_DESCRIPTION OF THE TASK_
Search the data for the string "Moon" and gather each line it is in.

_MATERIAL FOR THIS EXERCISE_

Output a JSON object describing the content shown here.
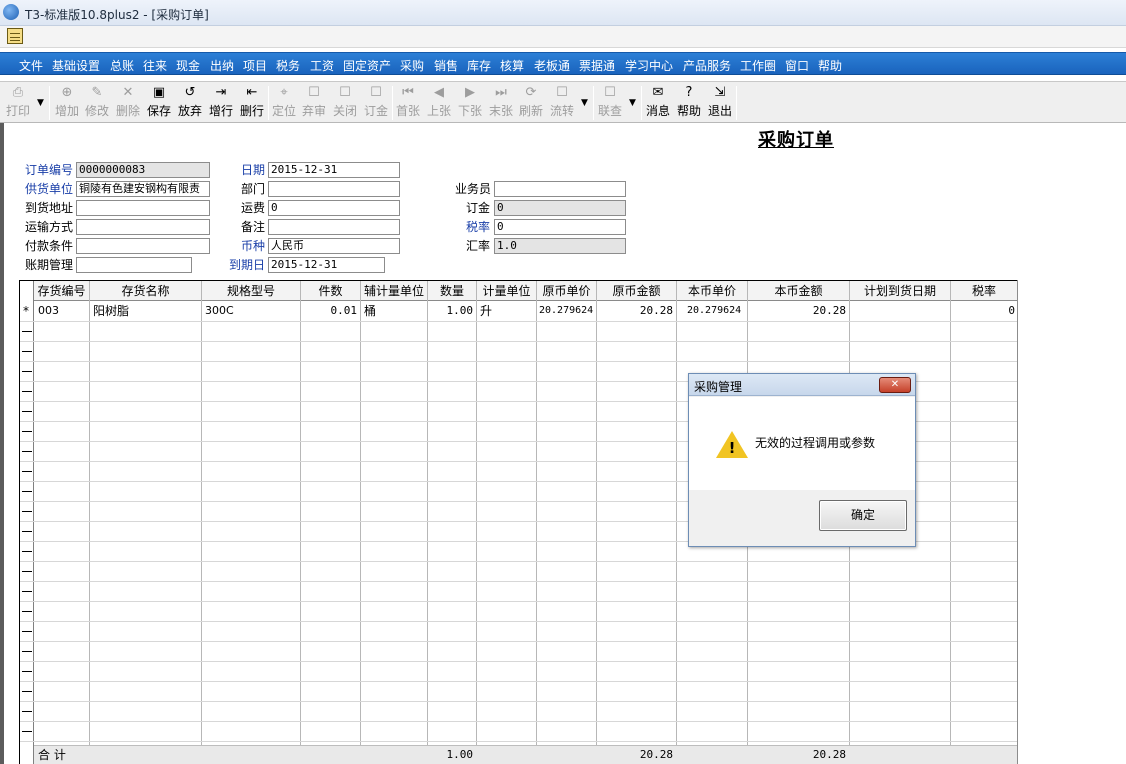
{
  "window": {
    "title": "T3-标准版10.8plus2 - [采购订单]"
  },
  "menubar": {
    "items": [
      "文件",
      "基础设置",
      "总账",
      "往来",
      "现金",
      "出纳",
      "项目",
      "税务",
      "工资",
      "固定资产",
      "采购",
      "销售",
      "库存",
      "核算",
      "老板通",
      "票据通",
      "学习中心",
      "产品服务",
      "工作圈",
      "窗口",
      "帮助"
    ]
  },
  "toolbar": {
    "buttons": [
      {
        "label": "打印",
        "icon": "printer-icon",
        "enabled": false
      },
      {
        "label": "增加",
        "icon": "add-icon",
        "enabled": false
      },
      {
        "label": "修改",
        "icon": "edit-icon",
        "enabled": false
      },
      {
        "label": "删除",
        "icon": "delete-icon",
        "enabled": false
      },
      {
        "label": "保存",
        "icon": "save-icon",
        "enabled": true
      },
      {
        "label": "放弃",
        "icon": "discard-icon",
        "enabled": true
      },
      {
        "label": "增行",
        "icon": "add-row-icon",
        "enabled": true
      },
      {
        "label": "删行",
        "icon": "delete-row-icon",
        "enabled": true
      },
      {
        "label": "定位",
        "icon": "locate-icon",
        "enabled": false
      },
      {
        "label": "弃审",
        "icon": "unaudit-icon",
        "enabled": false
      },
      {
        "label": "关闭",
        "icon": "close-doc-icon",
        "enabled": false
      },
      {
        "label": "订金",
        "icon": "deposit-icon",
        "enabled": false
      },
      {
        "label": "首张",
        "icon": "first-icon",
        "enabled": false
      },
      {
        "label": "上张",
        "icon": "prev-icon",
        "enabled": false
      },
      {
        "label": "下张",
        "icon": "next-icon",
        "enabled": false
      },
      {
        "label": "末张",
        "icon": "last-icon",
        "enabled": false
      },
      {
        "label": "刷新",
        "icon": "refresh-icon",
        "enabled": false
      },
      {
        "label": "流转",
        "icon": "flow-icon",
        "enabled": false
      },
      {
        "label": "联查",
        "icon": "linked-query-icon",
        "enabled": false
      },
      {
        "label": "消息",
        "icon": "message-icon",
        "enabled": true
      },
      {
        "label": "帮助",
        "icon": "help-icon",
        "enabled": true
      },
      {
        "label": "退出",
        "icon": "exit-icon",
        "enabled": true
      }
    ]
  },
  "form": {
    "title": "采购订单",
    "fields": {
      "order_no": {
        "label": "订单编号",
        "value": "0000000083"
      },
      "date": {
        "label": "日期",
        "value": "2015-12-31"
      },
      "supplier": {
        "label": "供货单位",
        "value": "铜陵有色建安钢构有限责"
      },
      "department": {
        "label": "部门",
        "value": ""
      },
      "salesman": {
        "label": "业务员",
        "value": ""
      },
      "delivery_address": {
        "label": "到货地址",
        "value": ""
      },
      "freight": {
        "label": "运费",
        "value": "0"
      },
      "deposit": {
        "label": "订金",
        "value": "0"
      },
      "transport": {
        "label": "运输方式",
        "value": ""
      },
      "remark": {
        "label": "备注",
        "value": ""
      },
      "tax_rate": {
        "label": "税率",
        "value": "0"
      },
      "payment_terms": {
        "label": "付款条件",
        "value": ""
      },
      "currency": {
        "label": "币种",
        "value": "人民币"
      },
      "exchange_rate": {
        "label": "汇率",
        "value": "1.0"
      },
      "account_period": {
        "label": "账期管理",
        "value": ""
      },
      "due_date": {
        "label": "到期日",
        "value": "2015-12-31"
      }
    }
  },
  "grid": {
    "columns": [
      "存货编号",
      "存货名称",
      "规格型号",
      "件数",
      "辅计量单位",
      "数量",
      "计量单位",
      "原币单价",
      "原币金额",
      "本币单价",
      "本币金额",
      "计划到货日期",
      "税率"
    ],
    "rows": [
      {
        "marker": "*",
        "code": "003",
        "name": "阳树脂",
        "spec": "300C",
        "pieces": "0.01",
        "aux_unit": "桶",
        "qty": "1.00",
        "unit": "升",
        "orig_price": "20.279624",
        "orig_amount": "20.28",
        "local_price": "20.279624",
        "local_amount": "20.28",
        "plan_date": "",
        "tax_rate": "0"
      }
    ],
    "totals": {
      "label": "合  计",
      "qty": "1.00",
      "orig_amount": "20.28",
      "local_amount": "20.28"
    }
  },
  "dialog": {
    "title": "采购管理",
    "message": "无效的过程调用或参数",
    "ok_label": "确定",
    "close_label": "✕"
  }
}
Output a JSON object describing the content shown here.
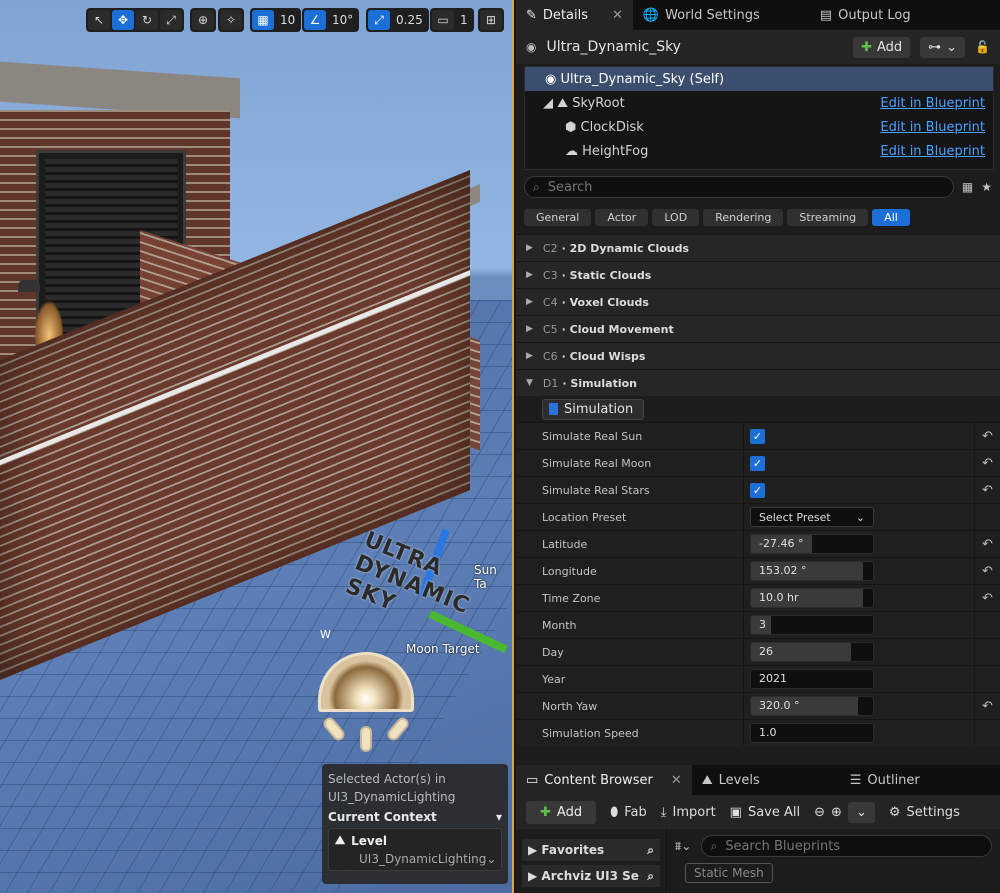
{
  "viewport": {
    "toolbar": {
      "grid_snap": "10",
      "angle_snap": "10°",
      "scale_snap": "0.25",
      "camera_speed": "1"
    },
    "labels": {
      "sun_target": "Sun Ta",
      "moon_target": "Moon Target",
      "logo": "ULTRA DYNAMIC SKY",
      "compass_w": "W"
    },
    "context": {
      "title": "Selected Actor(s) in UI3_DynamicLighting",
      "heading": "Current Context",
      "level_label": "Level",
      "level_value": "UI3_DynamicLighting"
    }
  },
  "details": {
    "tabs": [
      {
        "label": "Details",
        "icon": "pencil-icon"
      },
      {
        "label": "World Settings",
        "icon": "globe-icon"
      },
      {
        "label": "Output Log",
        "icon": "log-icon"
      }
    ],
    "actor_name": "Ultra_Dynamic_Sky",
    "add_label": "Add",
    "components": [
      {
        "label": "Ultra_Dynamic_Sky (Self)",
        "link": ""
      },
      {
        "label": "SkyRoot",
        "link": "Edit in Blueprint"
      },
      {
        "label": "ClockDisk",
        "link": "Edit in Blueprint"
      },
      {
        "label": "HeightFog",
        "link": "Edit in Blueprint"
      }
    ],
    "search_placeholder": "Search",
    "filters": [
      "General",
      "Actor",
      "LOD",
      "Rendering",
      "Streaming",
      "All"
    ],
    "categories": [
      {
        "code": "C2",
        "label": "2D Dynamic Clouds"
      },
      {
        "code": "C3",
        "label": "Static Clouds"
      },
      {
        "code": "C4",
        "label": "Voxel Clouds"
      },
      {
        "code": "C5",
        "label": "Cloud Movement"
      },
      {
        "code": "C6",
        "label": "Cloud Wisps"
      },
      {
        "code": "D1",
        "label": "Simulation"
      }
    ],
    "section_badge": "Simulation",
    "properties": [
      {
        "label": "Simulate Real Sun",
        "type": "check",
        "value": "✓"
      },
      {
        "label": "Simulate Real Moon",
        "type": "check",
        "value": "✓"
      },
      {
        "label": "Simulate Real Stars",
        "type": "check",
        "value": "✓"
      },
      {
        "label": "Location Preset",
        "type": "select",
        "value": "Select Preset"
      },
      {
        "label": "Latitude",
        "type": "num",
        "value": "-27.46 °",
        "fill": 0.5
      },
      {
        "label": "Longitude",
        "type": "num",
        "value": "153.02 °",
        "fill": 0.92
      },
      {
        "label": "Time Zone",
        "type": "num",
        "value": "10.0 hr",
        "fill": 0.92
      },
      {
        "label": "Month",
        "type": "num",
        "value": "3",
        "fill": 0.16
      },
      {
        "label": "Day",
        "type": "num",
        "value": "26",
        "fill": 0.82
      },
      {
        "label": "Year",
        "type": "num",
        "value": "2021",
        "fill": 0
      },
      {
        "label": "North Yaw",
        "type": "num",
        "value": "320.0 °",
        "fill": 0.88
      },
      {
        "label": "Simulation Speed",
        "type": "num",
        "value": "1.0",
        "fill": 0
      }
    ]
  },
  "content_browser": {
    "tabs": [
      {
        "label": "Content Browser",
        "icon": "folder-icon"
      },
      {
        "label": "Levels",
        "icon": "levels-icon"
      },
      {
        "label": "Outliner",
        "icon": "list-icon"
      }
    ],
    "toolbar": {
      "add": "Add",
      "fab": "Fab",
      "import": "Import",
      "save_all": "Save All",
      "settings": "Settings"
    },
    "favorites": "Favorites",
    "collection": "Archviz UI3 Se",
    "search_placeholder": "Search Blueprints",
    "filter_chip": "Static Mesh"
  }
}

_TASK ANSWER_
      "moon_target": "Moon Target",
        "label": "Simulate Real Moon",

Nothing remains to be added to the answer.